PROMPT: Return every line below as is, leaving out the pictures.

SOURCE RECORDS:
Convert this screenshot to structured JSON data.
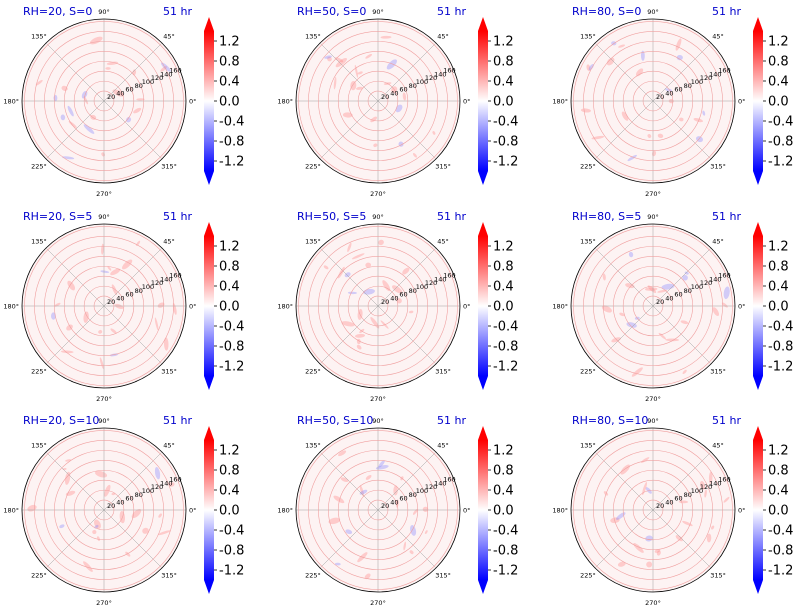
{
  "chart_data": {
    "type": "polar-heatmap",
    "time_label": "51 hr",
    "panels": [
      {
        "title": "RH=20, S=0"
      },
      {
        "title": "RH=50, S=0"
      },
      {
        "title": "RH=80, S=0"
      },
      {
        "title": "RH=20, S=5"
      },
      {
        "title": "RH=50, S=5"
      },
      {
        "title": "RH=80, S=5"
      },
      {
        "title": "RH=20, S=10"
      },
      {
        "title": "RH=50, S=10"
      },
      {
        "title": "RH=80, S=10"
      }
    ],
    "angular_ticks": [
      "0°",
      "45°",
      "90°",
      "135°",
      "180°",
      "225°",
      "270°",
      "315°"
    ],
    "radial_ticks": [
      "20",
      "40",
      "60",
      "80",
      "100",
      "120",
      "140",
      "160"
    ],
    "colorbar": {
      "cmap": "bwr",
      "min": -1.4,
      "max": 1.4,
      "extend": "both",
      "ticks": [
        "1.2",
        "0.8",
        "0.4",
        "0.0",
        "-0.4",
        "-0.8",
        "-1.2"
      ]
    }
  },
  "colors": {
    "title": "#0000cc",
    "grid_red": "#f0a0a0",
    "grid_gray": "#a0a0a0",
    "background_tint": "#fdf3f3"
  }
}
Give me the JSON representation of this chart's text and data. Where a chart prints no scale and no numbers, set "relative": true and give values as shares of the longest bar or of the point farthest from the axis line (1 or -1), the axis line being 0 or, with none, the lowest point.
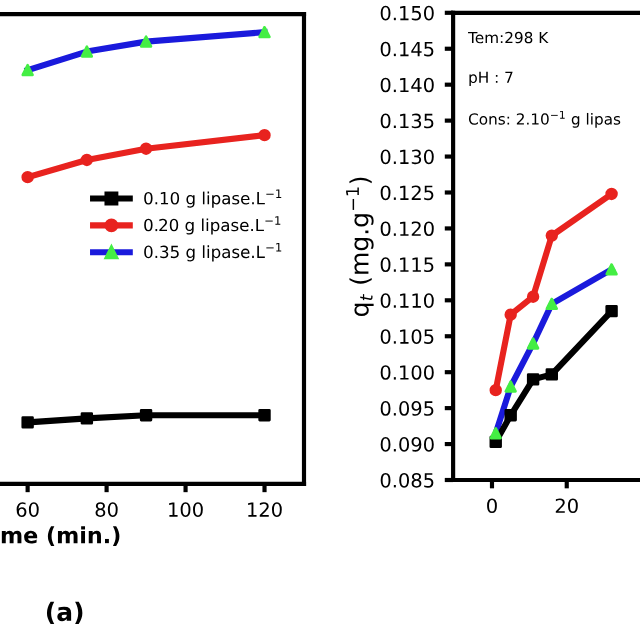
{
  "chart_data": [
    {
      "type": "line",
      "relative": true,
      "xlabel": "me (min.)",
      "xlim": [
        53,
        130
      ],
      "xticks": [
        60,
        80,
        100,
        120
      ],
      "tick_labels": "x",
      "legend": "center right",
      "grid": false,
      "annotations": [
        "(a)"
      ],
      "series": [
        {
          "name": "0.10 g lipase.L$^{−1}$",
          "color": "#000000",
          "marker": "square",
          "x": [
            60,
            75,
            90,
            120
          ],
          "values": [
            0.136,
            0.145,
            0.152,
            0.152
          ]
        },
        {
          "name": "0.20 g lipase.L$^{−1}$",
          "color": "#e8231f",
          "marker": "circle",
          "x": [
            60,
            75,
            90,
            120
          ],
          "values": [
            0.679,
            0.717,
            0.742,
            0.772
          ]
        },
        {
          "name": "0.35 g lipase.L$^{−1}$",
          "color": "#1a1adc",
          "colors": [
            "#44ee44",
            "#44ee44",
            "#44ee44",
            "#44ee44"
          ],
          "marker": "triangle",
          "x": [
            60,
            75,
            90,
            120
          ],
          "values": [
            0.916,
            0.957,
            0.979,
            1
          ]
        }
      ]
    },
    {
      "type": "line",
      "ylabel": "q$_{t}$ (mg.g$^{−1}$)",
      "xlim": [
        -10.4,
        39.6
      ],
      "xticks": [
        0,
        20
      ],
      "ylim": [
        0.085,
        0.15
      ],
      "yticks": [
        0.085,
        {
          "value": 0.09,
          "label": "0.090"
        },
        0.095,
        {
          "value": 0.1,
          "label": "0.100"
        },
        0.105,
        {
          "value": 0.11,
          "label": "0.110"
        },
        0.115,
        {
          "value": 0.12,
          "label": "0.120"
        },
        0.125,
        {
          "value": 0.13,
          "label": "0.130"
        },
        0.135,
        {
          "value": 0.14,
          "label": "0.140"
        },
        0.145,
        {
          "value": 0.15,
          "label": "0.150"
        }
      ],
      "grid": false,
      "legend": false,
      "annotations": [
        "Tem:298 K",
        "pH : 7",
        "Cons: 2.10$^{−1}$ g lipas"
      ],
      "series": [
        {
          "color": "#e8231f",
          "marker": "circle",
          "x": [
            1,
            5,
            11,
            16,
            32
          ],
          "values": [
            0.0975,
            0.108,
            0.1105,
            0.119,
            0.1248
          ]
        },
        {
          "color": "#1a1adc",
          "colors": [
            "#44ee44",
            "#44ee44",
            "#44ee44",
            "#44ee44",
            "#44ee44"
          ],
          "marker": "triangle",
          "x": [
            1,
            5,
            11,
            16,
            32
          ],
          "values": [
            0.0915,
            0.098,
            0.104,
            0.1095,
            0.1143
          ]
        },
        {
          "color": "#000000",
          "marker": "square",
          "x": [
            1,
            5,
            11,
            16,
            32
          ],
          "values": [
            0.0903,
            0.094,
            0.099,
            0.0997,
            0.1085
          ]
        }
      ]
    }
  ]
}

FINISHED TASK:
Convert this screenshot to structured JSON data.
{
  "chart_data": {
    "type": "polar-heatmap",
    "time_label": "51 hr",
    "panels": [
      {
        "title": "RH=20, S=0"
      },
      {
        "title": "RH=50, S=0"
      },
      {
        "title": "RH=80, S=0"
      },
      {
        "title": "RH=20, S=5"
      },
      {
        "title": "RH=50, S=5"
      },
      {
        "title": "RH=80, S=5"
      },
      {
        "title": "RH=20, S=10"
      },
      {
        "title": "RH=50, S=10"
      },
      {
        "title": "RH=80, S=10"
      }
    ],
    "angular_ticks": [
      "0°",
      "45°",
      "90°",
      "135°",
      "180°",
      "225°",
      "270°",
      "315°"
    ],
    "radial_ticks": [
      "20",
      "40",
      "60",
      "80",
      "100",
      "120",
      "140",
      "160"
    ],
    "colorbar": {
      "cmap": "bwr",
      "min": -1.4,
      "max": 1.4,
      "extend": "both",
      "ticks": [
        "1.2",
        "0.8",
        "0.4",
        "0.0",
        "-0.4",
        "-0.8",
        "-1.2"
      ]
    }
  },
  "colors": {
    "title": "#0000cc",
    "grid_red": "#f0a0a0",
    "grid_gray": "#a0a0a0",
    "background_tint": "#fdf3f3"
  }
}
Give me the JSON representation of this chart's text and data. Where a chart prints no scale and no numbers, set "relative": true and give values as shares of the longest bar or of the point farthest from the axis line (1 or -1), the axis line being 0 or, with none, the lowest point.
{
  "chart_data": [
    {
      "type": "line",
      "relative": true,
      "xlabel": "me (min.)",
      "xlim": [
        53,
        130
      ],
      "xticks": [
        60,
        80,
        100,
        120
      ],
      "tick_labels": "x",
      "legend": "center right",
      "grid": false,
      "annotations": [
        "(a)"
      ],
      "series": [
        {
          "name": "0.10 g lipase.L$^{−1}$",
          "color": "#000000",
          "marker": "square",
          "x": [
            60,
            75,
            90,
            120
          ],
          "values": [
            0.136,
            0.145,
            0.152,
            0.152
          ]
        },
        {
          "name": "0.20 g lipase.L$^{−1}$",
          "color": "#e8231f",
          "marker": "circle",
          "x": [
            60,
            75,
            90,
            120
          ],
          "values": [
            0.679,
            0.717,
            0.742,
            0.772
          ]
        },
        {
          "name": "0.35 g lipase.L$^{−1}$",
          "color": "#1a1adc",
          "colors": [
            "#44ee44",
            "#44ee44",
            "#44ee44",
            "#44ee44"
          ],
          "marker": "triangle",
          "x": [
            60,
            75,
            90,
            120
          ],
          "values": [
            0.916,
            0.957,
            0.979,
            1
          ]
        }
      ]
    },
    {
      "type": "line",
      "ylabel": "q$_{t}$ (mg.g$^{−1}$)",
      "xlim": [
        -10.4,
        39.6
      ],
      "xticks": [
        0,
        20
      ],
      "ylim": [
        0.085,
        0.15
      ],
      "yticks": [
        0.085,
        {
          "value": 0.09,
          "label": "0.090"
        },
        0.095,
        {
          "value": 0.1,
          "label": "0.100"
        },
        0.105,
        {
          "value": 0.11,
          "label": "0.110"
        },
        0.115,
        {
          "value": 0.12,
          "label": "0.120"
        },
        0.125,
        {
          "value": 0.13,
          "label": "0.130"
        },
        0.135,
        {
          "value": 0.14,
          "label": "0.140"
        },
        0.145,
        {
          "value": 0.15,
          "label": "0.150"
        }
      ],
      "grid": false,
      "legend": false,
      "annotations": [
        "Tem:298 K",
        "pH : 7",
        "Cons: 2.10$^{−1}$ g lipas"
      ],
      "series": [
        {
          "color": "#e8231f",
          "marker": "circle",
          "x": [
            1,
            5,
            11,
            16,
            32
          ],
          "values": [
            0.0975,
            0.108,
            0.1105,
            0.119,
            0.1248
          ]
        },
        {
          "color": "#1a1adc",
          "colors": [
            "#44ee44",
            "#44ee44",
            "#44ee44",
            "#44ee44",
            "#44ee44"
          ],
          "marker": "triangle",
          "x": [
            1,
            5,
            11,
            16,
            32
          ],
          "values": [
            0.0915,
            0.098,
            0.104,
            0.1095,
            0.1143
          ]
        },
        {
          "color": "#000000",
          "marker": "square",
          "x": [
            1,
            5,
            11,
            16,
            32
          ],
          "values": [
            0.0903,
            0.094,
            0.099,
            0.0997,
            0.1085
          ]
        }
      ]
    }
  ]
}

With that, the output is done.